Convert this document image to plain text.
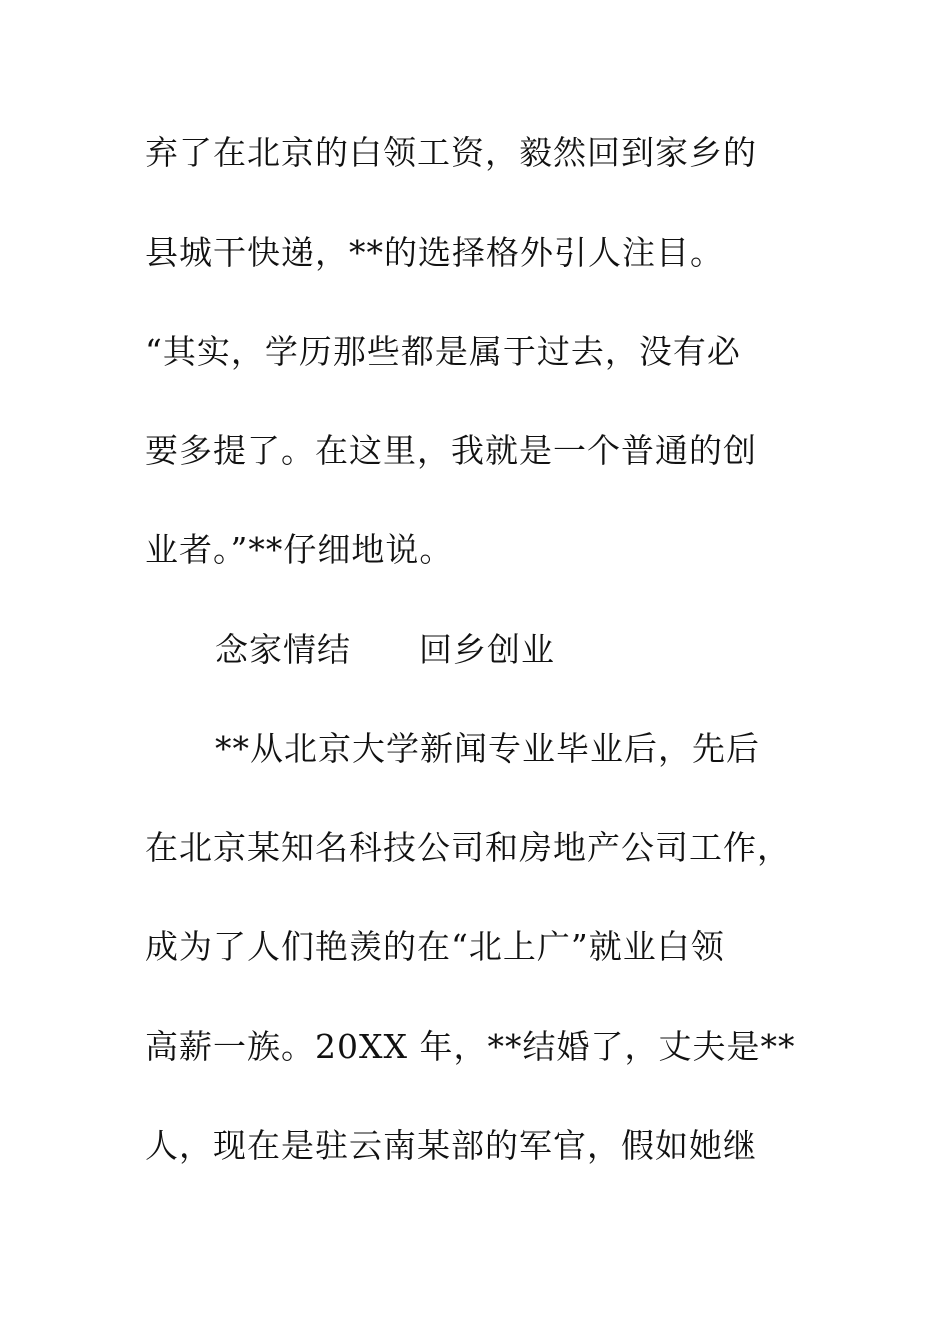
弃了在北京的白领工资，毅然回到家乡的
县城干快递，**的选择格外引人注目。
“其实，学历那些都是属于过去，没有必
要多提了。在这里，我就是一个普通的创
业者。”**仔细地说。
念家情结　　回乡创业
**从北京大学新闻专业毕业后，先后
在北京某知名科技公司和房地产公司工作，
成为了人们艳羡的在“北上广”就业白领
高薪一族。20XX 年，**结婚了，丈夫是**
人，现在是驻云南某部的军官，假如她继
* * *
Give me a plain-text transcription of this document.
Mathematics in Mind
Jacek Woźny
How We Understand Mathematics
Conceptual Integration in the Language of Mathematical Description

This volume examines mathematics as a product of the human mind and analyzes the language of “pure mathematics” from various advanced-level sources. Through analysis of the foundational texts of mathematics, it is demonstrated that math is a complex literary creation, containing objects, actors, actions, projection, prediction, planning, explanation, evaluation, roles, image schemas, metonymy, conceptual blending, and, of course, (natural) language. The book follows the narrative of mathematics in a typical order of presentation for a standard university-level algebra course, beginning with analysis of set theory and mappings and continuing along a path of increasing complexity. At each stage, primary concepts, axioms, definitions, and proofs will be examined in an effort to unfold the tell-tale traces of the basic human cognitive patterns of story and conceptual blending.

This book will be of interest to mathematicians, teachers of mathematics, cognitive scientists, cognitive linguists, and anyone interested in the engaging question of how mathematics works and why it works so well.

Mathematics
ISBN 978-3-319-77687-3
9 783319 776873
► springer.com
--
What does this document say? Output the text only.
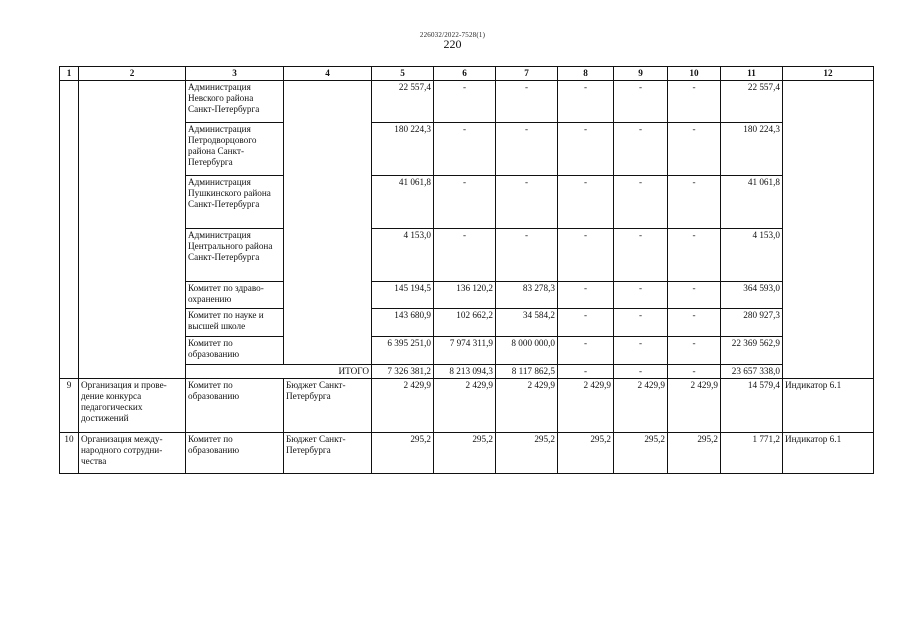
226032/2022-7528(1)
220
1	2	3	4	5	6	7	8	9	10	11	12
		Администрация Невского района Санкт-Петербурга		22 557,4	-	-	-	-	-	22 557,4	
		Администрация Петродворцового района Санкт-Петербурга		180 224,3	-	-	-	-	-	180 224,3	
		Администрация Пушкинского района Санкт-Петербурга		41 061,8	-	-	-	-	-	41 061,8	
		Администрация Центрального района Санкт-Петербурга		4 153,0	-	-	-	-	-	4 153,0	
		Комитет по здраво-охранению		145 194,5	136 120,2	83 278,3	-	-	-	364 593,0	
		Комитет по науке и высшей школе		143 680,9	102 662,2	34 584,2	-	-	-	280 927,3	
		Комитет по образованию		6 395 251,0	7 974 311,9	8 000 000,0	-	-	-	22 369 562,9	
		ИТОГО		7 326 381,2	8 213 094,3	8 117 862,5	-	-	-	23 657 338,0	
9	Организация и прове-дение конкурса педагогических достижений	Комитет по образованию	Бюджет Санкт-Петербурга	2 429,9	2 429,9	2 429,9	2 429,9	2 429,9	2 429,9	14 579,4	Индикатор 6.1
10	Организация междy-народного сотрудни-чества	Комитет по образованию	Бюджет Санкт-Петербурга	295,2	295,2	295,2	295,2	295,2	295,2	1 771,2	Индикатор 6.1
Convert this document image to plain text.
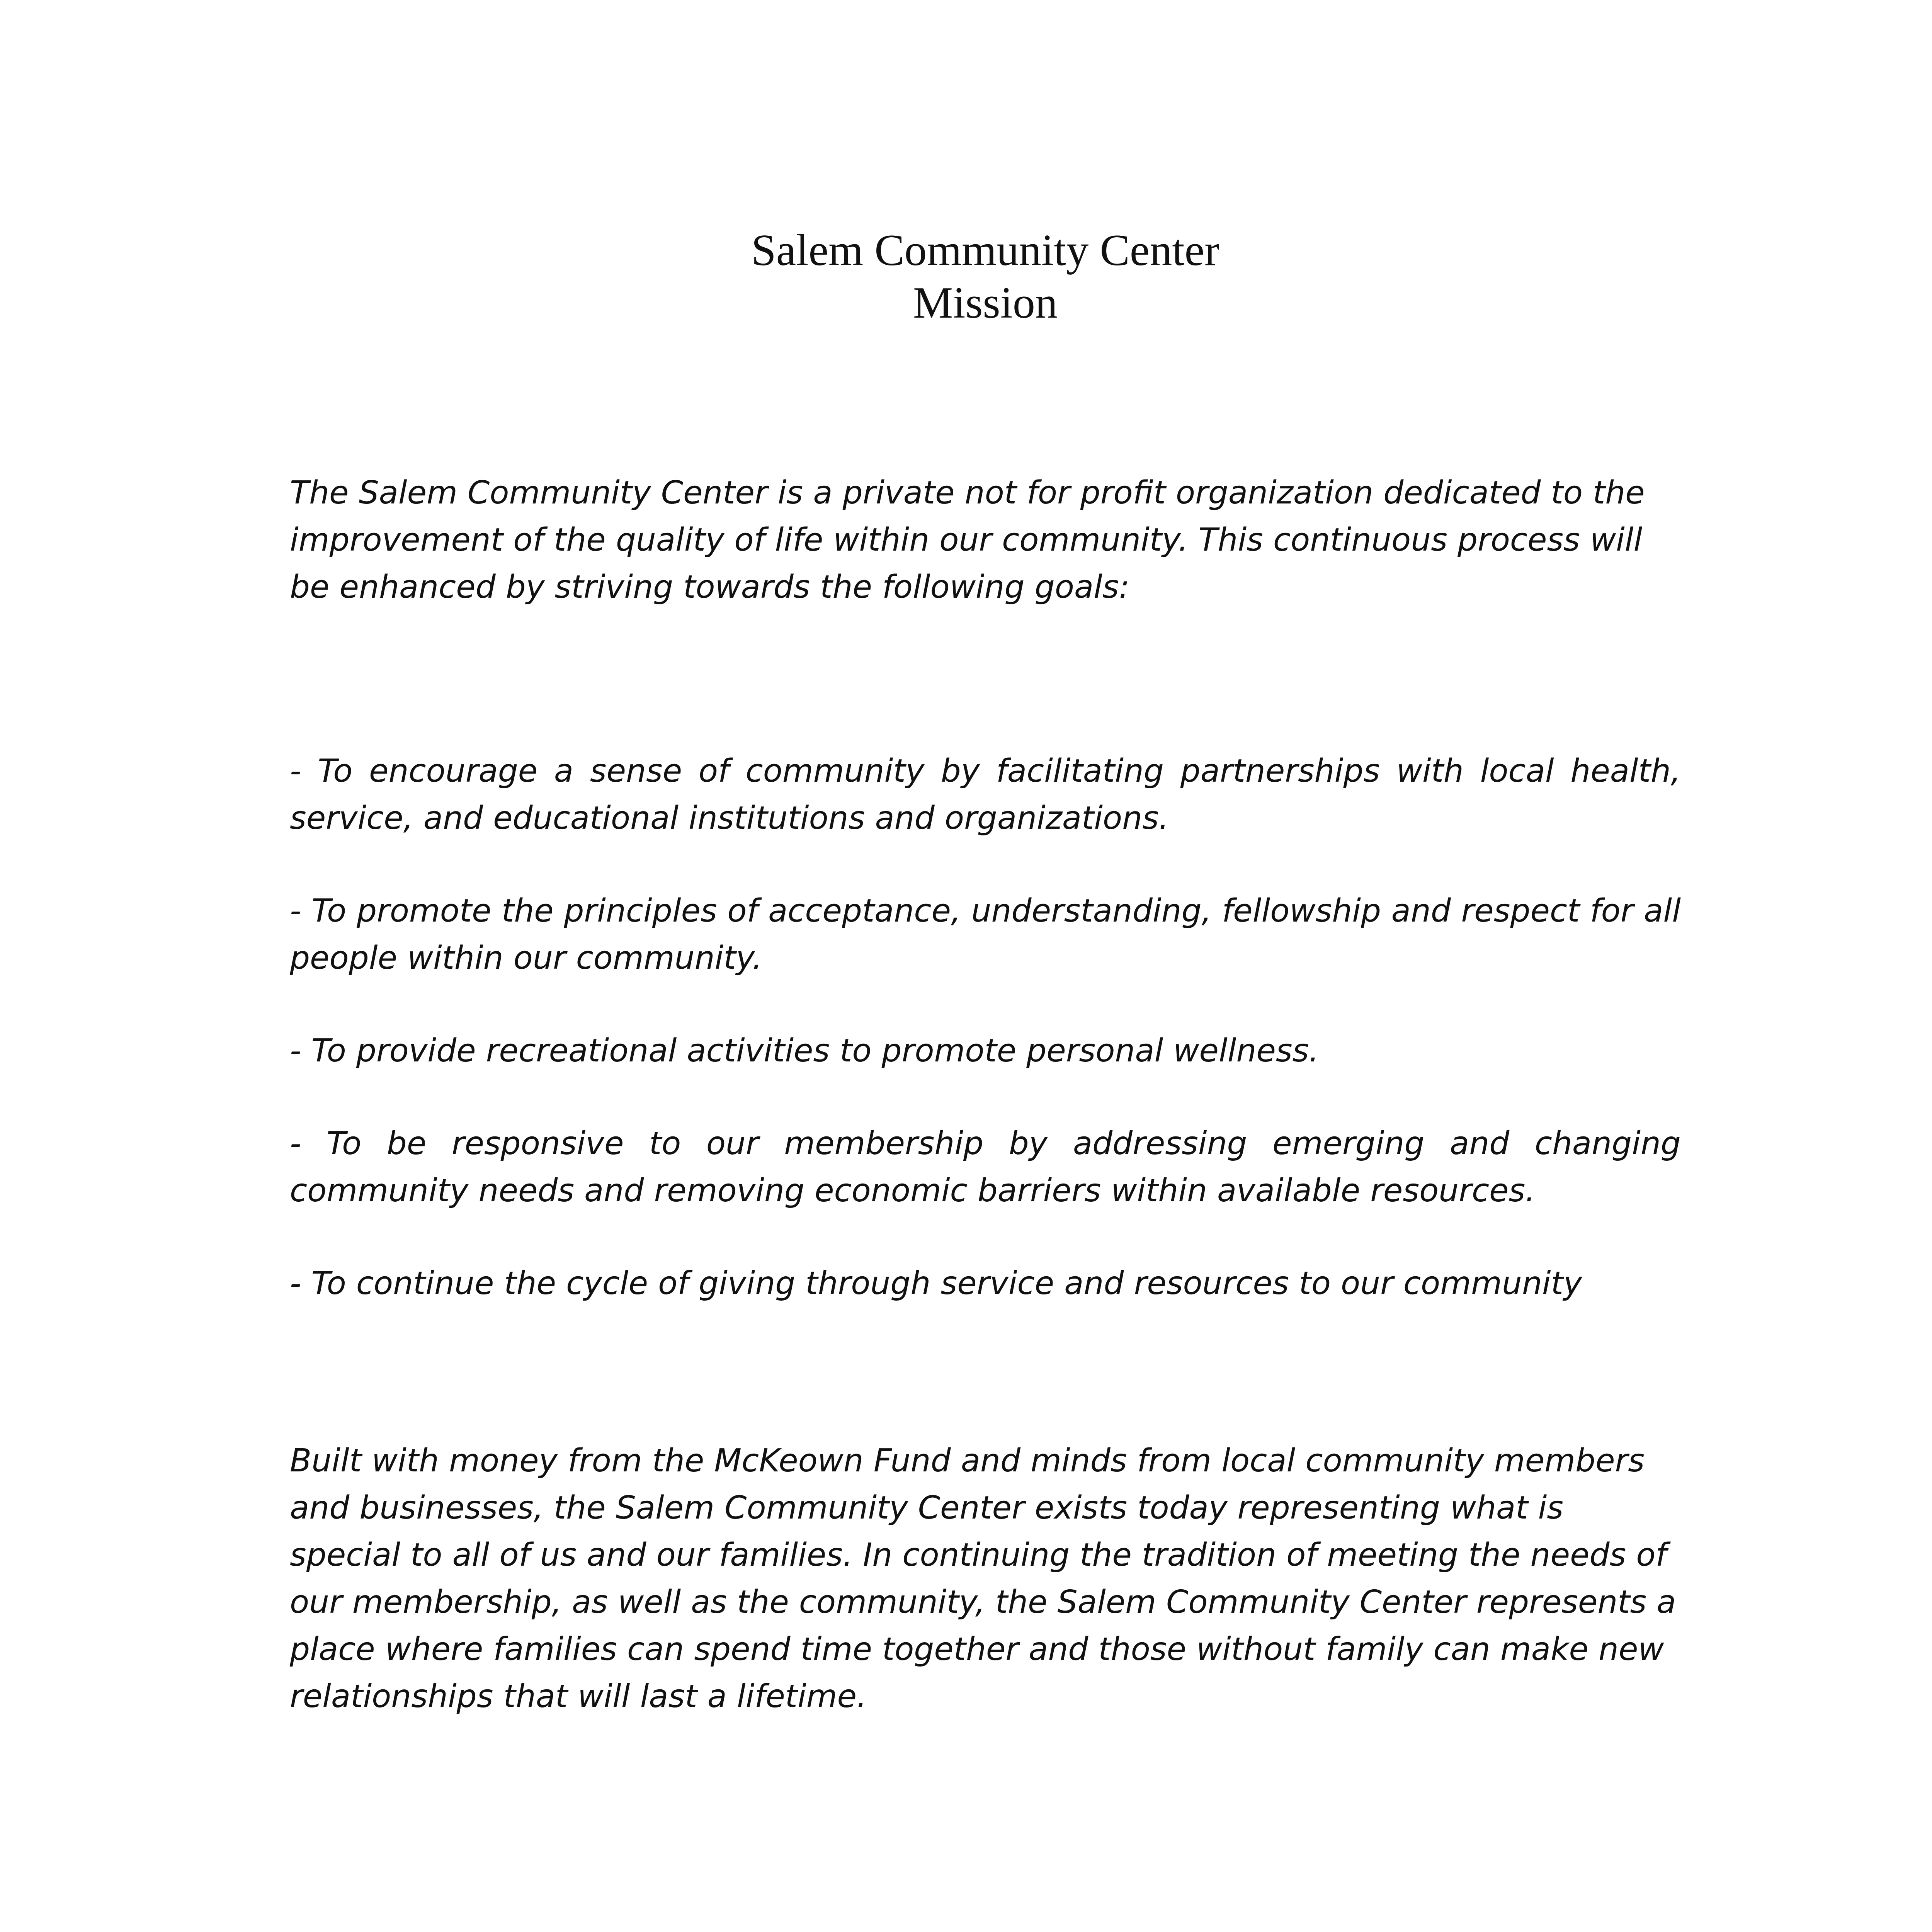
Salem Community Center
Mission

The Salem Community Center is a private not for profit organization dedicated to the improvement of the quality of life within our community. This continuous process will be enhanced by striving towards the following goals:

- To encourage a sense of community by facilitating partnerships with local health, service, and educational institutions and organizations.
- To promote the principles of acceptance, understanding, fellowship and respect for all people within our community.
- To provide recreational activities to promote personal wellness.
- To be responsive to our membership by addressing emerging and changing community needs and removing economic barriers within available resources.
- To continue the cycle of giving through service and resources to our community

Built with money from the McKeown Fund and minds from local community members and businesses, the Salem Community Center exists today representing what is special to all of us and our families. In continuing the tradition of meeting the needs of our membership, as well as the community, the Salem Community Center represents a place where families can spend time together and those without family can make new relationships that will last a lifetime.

§ What to do
Find the word "Бюджет" in the records and pull out each line that has it.

§ In response
9	Организация и прове-дение конкурса педагогических достижений	Комитет по образованию	Бюджет Санкт-Петербурга	2 429,9	2 429,9	2 429,9	2 429,9	2 429,9	2 429,9	14 579,4	Индикатор 6.1
10	Организация междy-народного сотрудни-чества	Комитет по образованию	Бюджет Санкт-Петербурга	295,2	295,2	295,2	295,2	295,2	295,2	1 771,2	Индикатор 6.1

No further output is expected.